# Start of SOURCE RECORDS

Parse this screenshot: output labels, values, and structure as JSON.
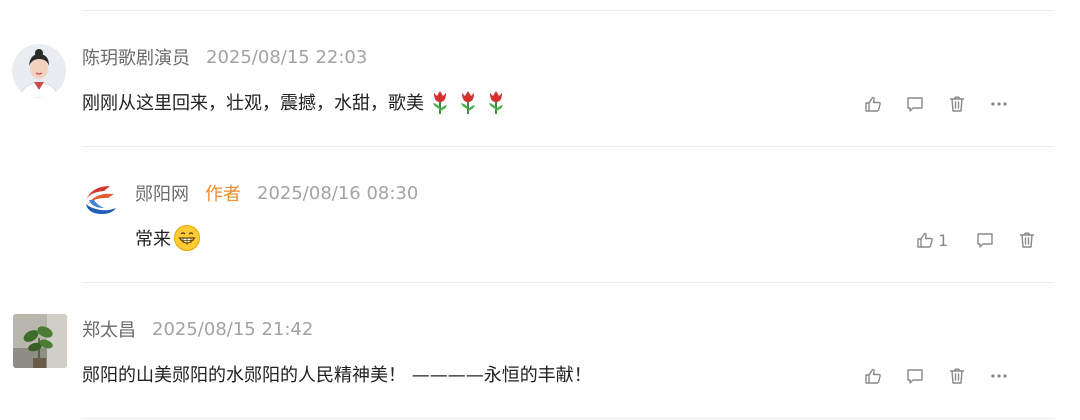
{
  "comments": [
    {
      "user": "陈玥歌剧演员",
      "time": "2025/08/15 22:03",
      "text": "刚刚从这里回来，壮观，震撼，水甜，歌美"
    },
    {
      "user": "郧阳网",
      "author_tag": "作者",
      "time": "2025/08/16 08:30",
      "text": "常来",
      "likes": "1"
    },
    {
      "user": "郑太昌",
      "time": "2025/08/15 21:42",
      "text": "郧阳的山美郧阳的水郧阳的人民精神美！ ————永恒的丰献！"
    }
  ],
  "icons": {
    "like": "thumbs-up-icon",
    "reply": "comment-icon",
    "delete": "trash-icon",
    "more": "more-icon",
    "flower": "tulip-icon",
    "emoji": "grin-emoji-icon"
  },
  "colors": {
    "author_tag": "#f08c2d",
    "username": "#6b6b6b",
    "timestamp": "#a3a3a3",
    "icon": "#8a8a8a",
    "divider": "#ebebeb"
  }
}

# End of SOURCE RECORDS

__WHAT IS NEEDED__.
Read through the entries and copy each line in which "text" appears.

__EXERCISE SOLUTION__.
      "text": "刚刚从这里回来，壮观，震撼，水甜，歌美"
      "text": "常来",
      "text": "郧阳的山美郧阳的水郧阳的人民精神美！ ————永恒的丰献！"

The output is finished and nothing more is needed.